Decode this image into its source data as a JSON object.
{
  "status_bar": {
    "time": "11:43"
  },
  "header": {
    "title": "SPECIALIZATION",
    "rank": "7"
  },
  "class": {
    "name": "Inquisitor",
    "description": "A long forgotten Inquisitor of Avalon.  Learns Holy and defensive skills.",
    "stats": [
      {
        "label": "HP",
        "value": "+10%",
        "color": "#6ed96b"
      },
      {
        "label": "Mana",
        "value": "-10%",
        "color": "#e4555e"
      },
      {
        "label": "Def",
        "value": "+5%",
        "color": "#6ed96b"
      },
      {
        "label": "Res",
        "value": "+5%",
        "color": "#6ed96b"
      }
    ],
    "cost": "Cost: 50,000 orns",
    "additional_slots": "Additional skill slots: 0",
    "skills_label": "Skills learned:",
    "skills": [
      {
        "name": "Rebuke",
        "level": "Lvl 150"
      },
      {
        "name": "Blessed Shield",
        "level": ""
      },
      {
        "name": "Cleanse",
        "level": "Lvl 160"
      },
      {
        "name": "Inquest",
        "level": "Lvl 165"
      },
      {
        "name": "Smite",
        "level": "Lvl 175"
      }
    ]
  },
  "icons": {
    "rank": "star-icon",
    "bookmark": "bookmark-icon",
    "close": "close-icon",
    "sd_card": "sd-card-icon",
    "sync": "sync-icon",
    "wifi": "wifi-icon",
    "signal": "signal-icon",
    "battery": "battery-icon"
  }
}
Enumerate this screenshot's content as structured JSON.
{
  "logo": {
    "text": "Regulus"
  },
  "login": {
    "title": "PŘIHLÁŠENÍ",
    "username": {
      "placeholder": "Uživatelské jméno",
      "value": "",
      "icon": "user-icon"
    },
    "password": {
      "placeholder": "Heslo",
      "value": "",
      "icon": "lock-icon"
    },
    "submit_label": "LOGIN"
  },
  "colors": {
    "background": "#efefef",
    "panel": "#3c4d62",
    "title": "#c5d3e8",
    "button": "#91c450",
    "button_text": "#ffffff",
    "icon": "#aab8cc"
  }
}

INSTRUCTIONS FOR THE TASK
Reproduce the entire listing word for word.

RESULT OF THE TASK
Decode this image into its source data as a JSON object.
{
  "status_bar": {
    "time": "11:43"
  },
  "header": {
    "title": "SPECIALIZATION",
    "rank": "7"
  },
  "class": {
    "name": "Inquisitor",
    "description": "A long forgotten Inquisitor of Avalon.  Learns Holy and defensive skills.",
    "stats": [
      {
        "label": "HP",
        "value": "+10%",
        "color": "#6ed96b"
      },
      {
        "label": "Mana",
        "value": "-10%",
        "color": "#e4555e"
      },
      {
        "label": "Def",
        "value": "+5%",
        "color": "#6ed96b"
      },
      {
        "label": "Res",
        "value": "+5%",
        "color": "#6ed96b"
      }
    ],
    "cost": "Cost: 50,000 orns",
    "additional_slots": "Additional skill slots: 0",
    "skills_label": "Skills learned:",
    "skills": [
      {
        "name": "Rebuke",
        "level": "Lvl 150"
      },
      {
        "name": "Blessed Shield",
        "level": ""
      },
      {
        "name": "Cleanse",
        "level": "Lvl 160"
      },
      {
        "name": "Inquest",
        "level": "Lvl 165"
      },
      {
        "name": "Smite",
        "level": "Lvl 175"
      }
    ]
  },
  "icons": {
    "rank": "star-icon",
    "bookmark": "bookmark-icon",
    "close": "close-icon",
    "sd_card": "sd-card-icon",
    "sync": "sync-icon",
    "wifi": "wifi-icon",
    "signal": "signal-icon",
    "battery": "battery-icon"
  }
}
Enumerate this screenshot's content as structured JSON.
{
  "logo": {
    "text": "Regulus"
  },
  "login": {
    "title": "PŘIHLÁŠENÍ",
    "username": {
      "placeholder": "Uživatelské jméno",
      "value": "",
      "icon": "user-icon"
    },
    "password": {
      "placeholder": "Heslo",
      "value": "",
      "icon": "lock-icon"
    },
    "submit_label": "LOGIN"
  },
  "colors": {
    "background": "#efefef",
    "panel": "#3c4d62",
    "title": "#c5d3e8",
    "button": "#91c450",
    "button_text": "#ffffff",
    "icon": "#aab8cc"
  }
}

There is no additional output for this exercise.